* START DATA SHOWN *

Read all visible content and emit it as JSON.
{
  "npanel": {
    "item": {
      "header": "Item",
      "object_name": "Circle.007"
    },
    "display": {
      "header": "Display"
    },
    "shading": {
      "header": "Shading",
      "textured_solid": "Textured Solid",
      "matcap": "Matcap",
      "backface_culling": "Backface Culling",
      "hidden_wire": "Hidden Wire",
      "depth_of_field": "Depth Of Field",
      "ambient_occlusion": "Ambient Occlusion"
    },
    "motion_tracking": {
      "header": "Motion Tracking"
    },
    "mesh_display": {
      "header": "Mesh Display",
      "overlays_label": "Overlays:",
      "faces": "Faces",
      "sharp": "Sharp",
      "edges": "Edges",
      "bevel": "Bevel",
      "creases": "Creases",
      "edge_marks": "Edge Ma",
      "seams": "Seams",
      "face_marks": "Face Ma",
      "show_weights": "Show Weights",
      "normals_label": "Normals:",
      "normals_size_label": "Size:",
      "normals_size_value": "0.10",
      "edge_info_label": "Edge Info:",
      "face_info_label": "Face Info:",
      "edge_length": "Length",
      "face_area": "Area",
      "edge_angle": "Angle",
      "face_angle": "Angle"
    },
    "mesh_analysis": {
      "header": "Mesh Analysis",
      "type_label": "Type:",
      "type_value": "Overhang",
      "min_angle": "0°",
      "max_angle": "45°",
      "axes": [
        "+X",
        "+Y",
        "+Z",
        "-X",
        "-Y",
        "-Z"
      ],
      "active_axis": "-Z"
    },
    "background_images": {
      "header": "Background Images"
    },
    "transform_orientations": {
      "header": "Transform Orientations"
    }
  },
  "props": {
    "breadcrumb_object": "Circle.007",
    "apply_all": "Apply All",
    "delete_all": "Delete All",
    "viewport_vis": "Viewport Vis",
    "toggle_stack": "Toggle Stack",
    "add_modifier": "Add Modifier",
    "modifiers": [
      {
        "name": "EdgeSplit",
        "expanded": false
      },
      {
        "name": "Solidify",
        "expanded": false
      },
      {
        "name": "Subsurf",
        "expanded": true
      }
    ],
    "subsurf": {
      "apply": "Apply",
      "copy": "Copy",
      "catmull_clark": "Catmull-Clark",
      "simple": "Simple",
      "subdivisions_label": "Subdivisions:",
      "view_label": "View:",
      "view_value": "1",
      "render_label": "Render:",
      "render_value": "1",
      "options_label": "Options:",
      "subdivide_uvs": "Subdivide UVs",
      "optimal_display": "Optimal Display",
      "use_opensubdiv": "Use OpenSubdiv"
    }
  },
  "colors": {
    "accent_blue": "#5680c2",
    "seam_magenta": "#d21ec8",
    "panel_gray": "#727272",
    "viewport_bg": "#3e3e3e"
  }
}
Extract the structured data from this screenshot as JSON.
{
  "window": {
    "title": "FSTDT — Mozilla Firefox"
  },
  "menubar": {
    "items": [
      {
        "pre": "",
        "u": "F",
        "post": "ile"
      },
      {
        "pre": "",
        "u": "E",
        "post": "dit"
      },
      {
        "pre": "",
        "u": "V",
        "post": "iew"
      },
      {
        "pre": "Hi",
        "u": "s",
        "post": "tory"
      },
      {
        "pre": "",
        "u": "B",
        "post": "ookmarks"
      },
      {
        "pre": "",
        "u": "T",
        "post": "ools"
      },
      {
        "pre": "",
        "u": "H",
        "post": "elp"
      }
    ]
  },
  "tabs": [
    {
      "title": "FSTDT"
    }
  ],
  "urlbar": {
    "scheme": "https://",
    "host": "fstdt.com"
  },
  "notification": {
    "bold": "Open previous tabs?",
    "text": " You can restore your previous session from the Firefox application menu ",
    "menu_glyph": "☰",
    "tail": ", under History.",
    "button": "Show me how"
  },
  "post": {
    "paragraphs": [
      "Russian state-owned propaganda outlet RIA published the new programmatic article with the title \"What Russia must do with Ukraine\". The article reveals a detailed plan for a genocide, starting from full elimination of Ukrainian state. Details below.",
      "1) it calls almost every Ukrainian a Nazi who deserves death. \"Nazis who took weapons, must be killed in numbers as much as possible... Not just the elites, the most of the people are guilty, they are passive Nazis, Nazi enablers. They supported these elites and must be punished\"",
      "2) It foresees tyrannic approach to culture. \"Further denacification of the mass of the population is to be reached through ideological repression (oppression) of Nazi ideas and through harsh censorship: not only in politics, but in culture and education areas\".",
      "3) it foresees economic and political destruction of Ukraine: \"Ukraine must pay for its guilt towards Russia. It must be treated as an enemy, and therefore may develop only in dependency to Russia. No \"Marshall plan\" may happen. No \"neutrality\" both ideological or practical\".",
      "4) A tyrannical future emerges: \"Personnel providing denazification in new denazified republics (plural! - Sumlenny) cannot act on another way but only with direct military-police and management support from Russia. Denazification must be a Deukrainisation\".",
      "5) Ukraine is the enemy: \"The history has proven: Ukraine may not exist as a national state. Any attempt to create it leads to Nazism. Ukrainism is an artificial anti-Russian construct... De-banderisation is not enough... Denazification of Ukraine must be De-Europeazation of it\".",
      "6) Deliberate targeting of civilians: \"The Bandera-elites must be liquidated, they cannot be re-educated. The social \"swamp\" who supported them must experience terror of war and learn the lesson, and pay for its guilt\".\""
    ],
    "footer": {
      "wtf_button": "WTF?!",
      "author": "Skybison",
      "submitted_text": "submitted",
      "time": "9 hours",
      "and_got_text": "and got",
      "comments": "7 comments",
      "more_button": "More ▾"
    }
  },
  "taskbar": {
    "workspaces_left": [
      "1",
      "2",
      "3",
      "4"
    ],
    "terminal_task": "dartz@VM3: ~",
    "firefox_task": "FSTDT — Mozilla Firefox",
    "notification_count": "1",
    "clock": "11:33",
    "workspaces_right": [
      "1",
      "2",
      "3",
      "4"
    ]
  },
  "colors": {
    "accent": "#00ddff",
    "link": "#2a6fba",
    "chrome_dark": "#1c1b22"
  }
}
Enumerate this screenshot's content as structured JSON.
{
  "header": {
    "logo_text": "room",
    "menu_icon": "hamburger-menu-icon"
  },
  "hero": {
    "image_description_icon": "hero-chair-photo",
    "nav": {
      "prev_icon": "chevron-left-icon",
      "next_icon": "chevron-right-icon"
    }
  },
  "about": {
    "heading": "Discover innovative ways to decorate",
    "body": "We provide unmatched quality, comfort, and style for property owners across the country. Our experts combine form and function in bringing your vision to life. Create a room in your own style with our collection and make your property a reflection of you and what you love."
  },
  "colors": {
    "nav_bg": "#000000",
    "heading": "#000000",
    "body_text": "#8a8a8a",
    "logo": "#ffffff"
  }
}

* END DATA SHOWN *

> WHAT IS REQUIRED: Exactly reproduce every record.

> THE ANSWER:
Read all visible content and emit it as JSON.
{
  "npanel": {
    "item": {
      "header": "Item",
      "object_name": "Circle.007"
    },
    "display": {
      "header": "Display"
    },
    "shading": {
      "header": "Shading",
      "textured_solid": "Textured Solid",
      "matcap": "Matcap",
      "backface_culling": "Backface Culling",
      "hidden_wire": "Hidden Wire",
      "depth_of_field": "Depth Of Field",
      "ambient_occlusion": "Ambient Occlusion"
    },
    "motion_tracking": {
      "header": "Motion Tracking"
    },
    "mesh_display": {
      "header": "Mesh Display",
      "overlays_label": "Overlays:",
      "faces": "Faces",
      "sharp": "Sharp",
      "edges": "Edges",
      "bevel": "Bevel",
      "creases": "Creases",
      "edge_marks": "Edge Ma",
      "seams": "Seams",
      "face_marks": "Face Ma",
      "show_weights": "Show Weights",
      "normals_label": "Normals:",
      "normals_size_label": "Size:",
      "normals_size_value": "0.10",
      "edge_info_label": "Edge Info:",
      "face_info_label": "Face Info:",
      "edge_length": "Length",
      "face_area": "Area",
      "edge_angle": "Angle",
      "face_angle": "Angle"
    },
    "mesh_analysis": {
      "header": "Mesh Analysis",
      "type_label": "Type:",
      "type_value": "Overhang",
      "min_angle": "0°",
      "max_angle": "45°",
      "axes": [
        "+X",
        "+Y",
        "+Z",
        "-X",
        "-Y",
        "-Z"
      ],
      "active_axis": "-Z"
    },
    "background_images": {
      "header": "Background Images"
    },
    "transform_orientations": {
      "header": "Transform Orientations"
    }
  },
  "props": {
    "breadcrumb_object": "Circle.007",
    "apply_all": "Apply All",
    "delete_all": "Delete All",
    "viewport_vis": "Viewport Vis",
    "toggle_stack": "Toggle Stack",
    "add_modifier": "Add Modifier",
    "modifiers": [
      {
        "name": "EdgeSplit",
        "expanded": false
      },
      {
        "name": "Solidify",
        "expanded": false
      },
      {
        "name": "Subsurf",
        "expanded": true
      }
    ],
    "subsurf": {
      "apply": "Apply",
      "copy": "Copy",
      "catmull_clark": "Catmull-Clark",
      "simple": "Simple",
      "subdivisions_label": "Subdivisions:",
      "view_label": "View:",
      "view_value": "1",
      "render_label": "Render:",
      "render_value": "1",
      "options_label": "Options:",
      "subdivide_uvs": "Subdivide UVs",
      "optimal_display": "Optimal Display",
      "use_opensubdiv": "Use OpenSubdiv"
    }
  },
  "colors": {
    "accent_blue": "#5680c2",
    "seam_magenta": "#d21ec8",
    "panel_gray": "#727272",
    "viewport_bg": "#3e3e3e"
  }
}
Extract the structured data from this screenshot as JSON.
{
  "window": {
    "title": "FSTDT — Mozilla Firefox"
  },
  "menubar": {
    "items": [
      {
        "pre": "",
        "u": "F",
        "post": "ile"
      },
      {
        "pre": "",
        "u": "E",
        "post": "dit"
      },
      {
        "pre": "",
        "u": "V",
        "post": "iew"
      },
      {
        "pre": "Hi",
        "u": "s",
        "post": "tory"
      },
      {
        "pre": "",
        "u": "B",
        "post": "ookmarks"
      },
      {
        "pre": "",
        "u": "T",
        "post": "ools"
      },
      {
        "pre": "",
        "u": "H",
        "post": "elp"
      }
    ]
  },
  "tabs": [
    {
      "title": "FSTDT"
    }
  ],
  "urlbar": {
    "scheme": "https://",
    "host": "fstdt.com"
  },
  "notification": {
    "bold": "Open previous tabs?",
    "text": " You can restore your previous session from the Firefox application menu ",
    "menu_glyph": "☰",
    "tail": ", under History.",
    "button": "Show me how"
  },
  "post": {
    "paragraphs": [
      "Russian state-owned propaganda outlet RIA published the new programmatic article with the title \"What Russia must do with Ukraine\". The article reveals a detailed plan for a genocide, starting from full elimination of Ukrainian state. Details below.",
      "1) it calls almost every Ukrainian a Nazi who deserves death. \"Nazis who took weapons, must be killed in numbers as much as possible... Not just the elites, the most of the people are guilty, they are passive Nazis, Nazi enablers. They supported these elites and must be punished\"",
      "2) It foresees tyrannic approach to culture. \"Further denacification of the mass of the population is to be reached through ideological repression (oppression) of Nazi ideas and through harsh censorship: not only in politics, but in culture and education areas\".",
      "3) it foresees economic and political destruction of Ukraine: \"Ukraine must pay for its guilt towards Russia. It must be treated as an enemy, and therefore may develop only in dependency to Russia. No \"Marshall plan\" may happen. No \"neutrality\" both ideological or practical\".",
      "4) A tyrannical future emerges: \"Personnel providing denazification in new denazified republics (plural! - Sumlenny) cannot act on another way but only with direct military-police and management support from Russia. Denazification must be a Deukrainisation\".",
      "5) Ukraine is the enemy: \"The history has proven: Ukraine may not exist as a national state. Any attempt to create it leads to Nazism. Ukrainism is an artificial anti-Russian construct... De-banderisation is not enough... Denazification of Ukraine must be De-Europeazation of it\".",
      "6) Deliberate targeting of civilians: \"The Bandera-elites must be liquidated, they cannot be re-educated. The social \"swamp\" who supported them must experience terror of war and learn the lesson, and pay for its guilt\".\""
    ],
    "footer": {
      "wtf_button": "WTF?!",
      "author": "Skybison",
      "submitted_text": "submitted",
      "time": "9 hours",
      "and_got_text": "and got",
      "comments": "7 comments",
      "more_button": "More ▾"
    }
  },
  "taskbar": {
    "workspaces_left": [
      "1",
      "2",
      "3",
      "4"
    ],
    "terminal_task": "dartz@VM3: ~",
    "firefox_task": "FSTDT — Mozilla Firefox",
    "notification_count": "1",
    "clock": "11:33",
    "workspaces_right": [
      "1",
      "2",
      "3",
      "4"
    ]
  },
  "colors": {
    "accent": "#00ddff",
    "link": "#2a6fba",
    "chrome_dark": "#1c1b22"
  }
}
Enumerate this screenshot's content as structured JSON.
{
  "header": {
    "logo_text": "room",
    "menu_icon": "hamburger-menu-icon"
  },
  "hero": {
    "image_description_icon": "hero-chair-photo",
    "nav": {
      "prev_icon": "chevron-left-icon",
      "next_icon": "chevron-right-icon"
    }
  },
  "about": {
    "heading": "Discover innovative ways to decorate",
    "body": "We provide unmatched quality, comfort, and style for property owners across the country. Our experts combine form and function in bringing your vision to life. Create a room in your own style with our collection and make your property a reflection of you and what you love."
  },
  "colors": {
    "nav_bg": "#000000",
    "heading": "#000000",
    "body_text": "#8a8a8a",
    "logo": "#ffffff"
  }
}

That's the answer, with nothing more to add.